> **RECORDS FOR THIS TASK**
++++++++
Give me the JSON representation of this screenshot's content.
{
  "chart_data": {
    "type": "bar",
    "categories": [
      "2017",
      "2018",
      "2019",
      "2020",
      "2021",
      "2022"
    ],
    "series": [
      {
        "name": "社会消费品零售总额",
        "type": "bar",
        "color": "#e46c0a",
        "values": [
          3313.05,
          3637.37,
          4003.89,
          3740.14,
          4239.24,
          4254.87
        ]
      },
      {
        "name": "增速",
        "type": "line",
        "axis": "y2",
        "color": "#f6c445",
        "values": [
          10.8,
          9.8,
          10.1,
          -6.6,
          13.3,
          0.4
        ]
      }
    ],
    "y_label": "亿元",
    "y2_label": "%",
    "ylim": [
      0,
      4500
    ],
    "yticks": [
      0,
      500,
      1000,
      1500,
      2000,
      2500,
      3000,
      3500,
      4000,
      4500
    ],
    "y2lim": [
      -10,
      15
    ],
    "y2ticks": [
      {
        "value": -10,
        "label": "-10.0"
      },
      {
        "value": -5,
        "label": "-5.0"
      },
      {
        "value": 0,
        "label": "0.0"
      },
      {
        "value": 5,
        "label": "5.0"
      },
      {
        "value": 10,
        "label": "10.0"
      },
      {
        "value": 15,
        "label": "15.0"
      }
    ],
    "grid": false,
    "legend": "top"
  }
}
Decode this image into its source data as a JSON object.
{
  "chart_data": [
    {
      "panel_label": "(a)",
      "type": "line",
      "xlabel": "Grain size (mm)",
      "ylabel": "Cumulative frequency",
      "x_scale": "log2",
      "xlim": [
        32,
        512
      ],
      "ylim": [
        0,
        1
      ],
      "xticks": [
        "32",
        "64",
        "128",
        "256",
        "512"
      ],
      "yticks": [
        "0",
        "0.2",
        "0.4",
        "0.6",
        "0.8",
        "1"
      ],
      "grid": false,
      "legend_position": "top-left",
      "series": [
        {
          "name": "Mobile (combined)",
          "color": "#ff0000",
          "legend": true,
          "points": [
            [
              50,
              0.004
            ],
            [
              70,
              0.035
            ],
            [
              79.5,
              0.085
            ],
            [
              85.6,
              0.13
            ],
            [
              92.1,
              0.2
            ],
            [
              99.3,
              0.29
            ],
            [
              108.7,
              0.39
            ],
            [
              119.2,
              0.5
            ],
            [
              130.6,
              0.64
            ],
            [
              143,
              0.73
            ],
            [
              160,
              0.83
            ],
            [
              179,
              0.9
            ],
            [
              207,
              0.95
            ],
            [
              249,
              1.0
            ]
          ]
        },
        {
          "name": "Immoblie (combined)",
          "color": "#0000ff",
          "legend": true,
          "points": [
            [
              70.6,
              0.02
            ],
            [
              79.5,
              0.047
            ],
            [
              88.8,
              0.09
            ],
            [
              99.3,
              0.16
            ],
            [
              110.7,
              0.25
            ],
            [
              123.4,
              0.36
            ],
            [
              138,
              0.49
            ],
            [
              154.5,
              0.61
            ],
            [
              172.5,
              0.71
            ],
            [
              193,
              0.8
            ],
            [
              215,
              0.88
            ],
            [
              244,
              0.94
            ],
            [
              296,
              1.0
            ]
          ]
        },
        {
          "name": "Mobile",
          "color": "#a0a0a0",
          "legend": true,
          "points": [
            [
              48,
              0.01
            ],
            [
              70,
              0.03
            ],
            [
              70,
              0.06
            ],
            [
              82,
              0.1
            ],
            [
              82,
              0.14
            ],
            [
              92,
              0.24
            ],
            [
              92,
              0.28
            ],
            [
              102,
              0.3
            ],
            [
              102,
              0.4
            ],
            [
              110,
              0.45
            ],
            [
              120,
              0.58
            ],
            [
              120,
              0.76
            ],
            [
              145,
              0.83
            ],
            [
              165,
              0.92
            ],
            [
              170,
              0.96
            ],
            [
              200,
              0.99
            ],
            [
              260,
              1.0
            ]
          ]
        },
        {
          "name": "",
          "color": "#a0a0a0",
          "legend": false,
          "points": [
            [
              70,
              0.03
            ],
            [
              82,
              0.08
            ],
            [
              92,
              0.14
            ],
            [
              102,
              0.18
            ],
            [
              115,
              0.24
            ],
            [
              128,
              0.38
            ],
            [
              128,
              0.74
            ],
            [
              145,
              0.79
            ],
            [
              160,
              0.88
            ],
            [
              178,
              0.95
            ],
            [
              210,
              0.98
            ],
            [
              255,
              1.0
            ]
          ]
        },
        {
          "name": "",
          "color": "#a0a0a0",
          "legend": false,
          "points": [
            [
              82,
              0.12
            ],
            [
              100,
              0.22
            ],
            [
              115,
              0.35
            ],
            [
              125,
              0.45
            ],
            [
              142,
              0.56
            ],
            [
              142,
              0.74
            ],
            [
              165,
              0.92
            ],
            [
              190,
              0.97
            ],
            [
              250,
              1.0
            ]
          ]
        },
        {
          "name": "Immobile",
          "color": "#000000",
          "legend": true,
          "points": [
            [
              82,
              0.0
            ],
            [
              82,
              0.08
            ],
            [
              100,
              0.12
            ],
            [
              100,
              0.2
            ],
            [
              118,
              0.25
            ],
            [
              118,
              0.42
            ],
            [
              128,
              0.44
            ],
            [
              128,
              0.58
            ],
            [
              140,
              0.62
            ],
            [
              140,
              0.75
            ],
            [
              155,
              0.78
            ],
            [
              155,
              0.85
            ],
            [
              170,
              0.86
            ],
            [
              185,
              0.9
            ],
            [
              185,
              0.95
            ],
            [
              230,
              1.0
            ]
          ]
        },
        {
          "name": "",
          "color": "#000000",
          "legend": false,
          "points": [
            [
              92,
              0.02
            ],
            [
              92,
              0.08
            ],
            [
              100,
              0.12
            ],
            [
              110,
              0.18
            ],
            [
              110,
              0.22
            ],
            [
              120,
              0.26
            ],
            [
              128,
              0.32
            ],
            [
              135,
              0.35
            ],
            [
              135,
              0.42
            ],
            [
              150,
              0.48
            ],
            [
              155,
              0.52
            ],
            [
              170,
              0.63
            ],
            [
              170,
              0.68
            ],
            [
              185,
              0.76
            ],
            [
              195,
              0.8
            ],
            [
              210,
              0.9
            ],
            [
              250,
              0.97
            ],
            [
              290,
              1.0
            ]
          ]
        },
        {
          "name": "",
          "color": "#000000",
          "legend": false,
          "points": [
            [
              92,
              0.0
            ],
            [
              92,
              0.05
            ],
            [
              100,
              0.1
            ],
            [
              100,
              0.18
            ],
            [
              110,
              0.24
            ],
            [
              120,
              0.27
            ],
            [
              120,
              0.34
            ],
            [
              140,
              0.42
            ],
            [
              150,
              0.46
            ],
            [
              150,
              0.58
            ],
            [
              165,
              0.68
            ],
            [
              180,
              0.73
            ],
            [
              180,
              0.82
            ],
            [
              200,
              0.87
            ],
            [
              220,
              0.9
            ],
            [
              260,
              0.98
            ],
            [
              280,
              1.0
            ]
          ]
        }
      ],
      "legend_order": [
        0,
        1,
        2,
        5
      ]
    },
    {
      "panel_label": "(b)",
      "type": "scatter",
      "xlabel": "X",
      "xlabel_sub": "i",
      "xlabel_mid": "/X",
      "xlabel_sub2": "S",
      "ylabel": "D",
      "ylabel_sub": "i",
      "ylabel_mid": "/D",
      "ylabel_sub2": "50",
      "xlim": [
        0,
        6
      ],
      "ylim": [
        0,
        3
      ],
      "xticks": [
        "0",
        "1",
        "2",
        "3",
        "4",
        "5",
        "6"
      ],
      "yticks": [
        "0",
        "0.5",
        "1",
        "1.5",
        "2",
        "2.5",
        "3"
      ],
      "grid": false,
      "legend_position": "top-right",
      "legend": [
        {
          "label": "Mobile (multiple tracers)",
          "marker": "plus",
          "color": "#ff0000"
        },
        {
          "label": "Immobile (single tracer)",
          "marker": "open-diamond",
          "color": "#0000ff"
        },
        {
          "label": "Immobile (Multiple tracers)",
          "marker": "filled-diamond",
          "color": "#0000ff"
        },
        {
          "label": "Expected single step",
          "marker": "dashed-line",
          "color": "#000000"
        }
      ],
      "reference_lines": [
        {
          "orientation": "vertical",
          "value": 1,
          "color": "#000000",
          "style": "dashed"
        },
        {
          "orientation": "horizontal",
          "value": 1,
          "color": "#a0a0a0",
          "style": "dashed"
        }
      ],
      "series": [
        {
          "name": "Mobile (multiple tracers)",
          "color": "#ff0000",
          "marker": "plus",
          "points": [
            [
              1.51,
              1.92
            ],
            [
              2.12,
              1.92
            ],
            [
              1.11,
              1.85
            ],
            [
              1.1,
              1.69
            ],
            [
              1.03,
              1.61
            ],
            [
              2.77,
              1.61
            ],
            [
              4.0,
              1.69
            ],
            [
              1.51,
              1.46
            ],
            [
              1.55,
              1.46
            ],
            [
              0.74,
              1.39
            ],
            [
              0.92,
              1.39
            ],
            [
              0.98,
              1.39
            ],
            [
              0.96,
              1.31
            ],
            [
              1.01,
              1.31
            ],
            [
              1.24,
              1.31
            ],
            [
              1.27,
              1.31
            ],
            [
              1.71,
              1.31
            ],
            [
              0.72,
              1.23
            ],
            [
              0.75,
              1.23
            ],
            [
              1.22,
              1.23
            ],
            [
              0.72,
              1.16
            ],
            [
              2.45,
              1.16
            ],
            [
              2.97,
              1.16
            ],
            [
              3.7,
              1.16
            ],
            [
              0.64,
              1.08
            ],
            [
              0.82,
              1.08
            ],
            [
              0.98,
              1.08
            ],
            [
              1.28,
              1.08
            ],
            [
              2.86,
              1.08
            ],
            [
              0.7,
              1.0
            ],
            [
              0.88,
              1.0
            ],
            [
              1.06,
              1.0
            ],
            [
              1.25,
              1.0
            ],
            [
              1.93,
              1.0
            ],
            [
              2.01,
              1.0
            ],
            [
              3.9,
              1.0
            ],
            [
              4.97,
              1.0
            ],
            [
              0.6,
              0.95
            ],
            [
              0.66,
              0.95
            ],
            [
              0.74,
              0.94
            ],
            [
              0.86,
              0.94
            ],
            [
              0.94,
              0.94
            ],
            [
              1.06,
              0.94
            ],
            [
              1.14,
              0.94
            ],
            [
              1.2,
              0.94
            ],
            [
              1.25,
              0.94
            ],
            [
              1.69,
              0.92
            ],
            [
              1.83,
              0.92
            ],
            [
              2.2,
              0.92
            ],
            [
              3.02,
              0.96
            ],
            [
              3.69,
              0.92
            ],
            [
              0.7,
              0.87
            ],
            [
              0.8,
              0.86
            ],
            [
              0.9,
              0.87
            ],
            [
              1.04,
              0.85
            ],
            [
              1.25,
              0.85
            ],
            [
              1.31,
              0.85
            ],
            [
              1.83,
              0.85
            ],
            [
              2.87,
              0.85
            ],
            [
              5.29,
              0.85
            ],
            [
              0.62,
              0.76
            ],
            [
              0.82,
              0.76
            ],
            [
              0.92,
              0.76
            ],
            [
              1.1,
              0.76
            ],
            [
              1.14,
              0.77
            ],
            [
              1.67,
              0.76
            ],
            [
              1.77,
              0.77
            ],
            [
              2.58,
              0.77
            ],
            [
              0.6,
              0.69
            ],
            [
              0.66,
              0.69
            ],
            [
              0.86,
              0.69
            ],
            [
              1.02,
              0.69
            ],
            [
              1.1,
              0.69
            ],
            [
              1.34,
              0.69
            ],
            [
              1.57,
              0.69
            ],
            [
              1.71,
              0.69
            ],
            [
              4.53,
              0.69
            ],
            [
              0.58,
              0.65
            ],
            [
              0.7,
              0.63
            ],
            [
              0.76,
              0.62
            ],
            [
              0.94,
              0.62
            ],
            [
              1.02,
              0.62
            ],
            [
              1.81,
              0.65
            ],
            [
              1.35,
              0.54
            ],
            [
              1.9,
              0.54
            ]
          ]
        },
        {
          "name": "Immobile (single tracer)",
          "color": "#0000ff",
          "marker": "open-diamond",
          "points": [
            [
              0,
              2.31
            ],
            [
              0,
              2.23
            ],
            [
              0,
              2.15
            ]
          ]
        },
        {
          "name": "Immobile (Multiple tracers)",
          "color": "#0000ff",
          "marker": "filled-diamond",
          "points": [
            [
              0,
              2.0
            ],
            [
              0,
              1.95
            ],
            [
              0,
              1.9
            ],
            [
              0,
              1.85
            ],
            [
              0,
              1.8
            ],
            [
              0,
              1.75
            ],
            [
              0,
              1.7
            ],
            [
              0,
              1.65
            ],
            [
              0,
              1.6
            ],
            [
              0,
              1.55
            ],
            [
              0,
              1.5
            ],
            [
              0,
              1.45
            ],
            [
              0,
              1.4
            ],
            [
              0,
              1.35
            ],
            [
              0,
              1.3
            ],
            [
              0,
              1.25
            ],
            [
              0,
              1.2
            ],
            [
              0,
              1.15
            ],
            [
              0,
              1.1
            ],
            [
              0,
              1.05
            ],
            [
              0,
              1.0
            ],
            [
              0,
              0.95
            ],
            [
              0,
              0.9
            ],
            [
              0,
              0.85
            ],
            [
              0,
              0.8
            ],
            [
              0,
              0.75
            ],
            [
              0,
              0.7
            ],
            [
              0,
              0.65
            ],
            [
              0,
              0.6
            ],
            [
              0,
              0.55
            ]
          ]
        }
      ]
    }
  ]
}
++++++++
> **TASK**
Going through the entries above, tally each line that has the word "single". Answer with the number only.

> **RESULT FOR THIS EXERCISE**
3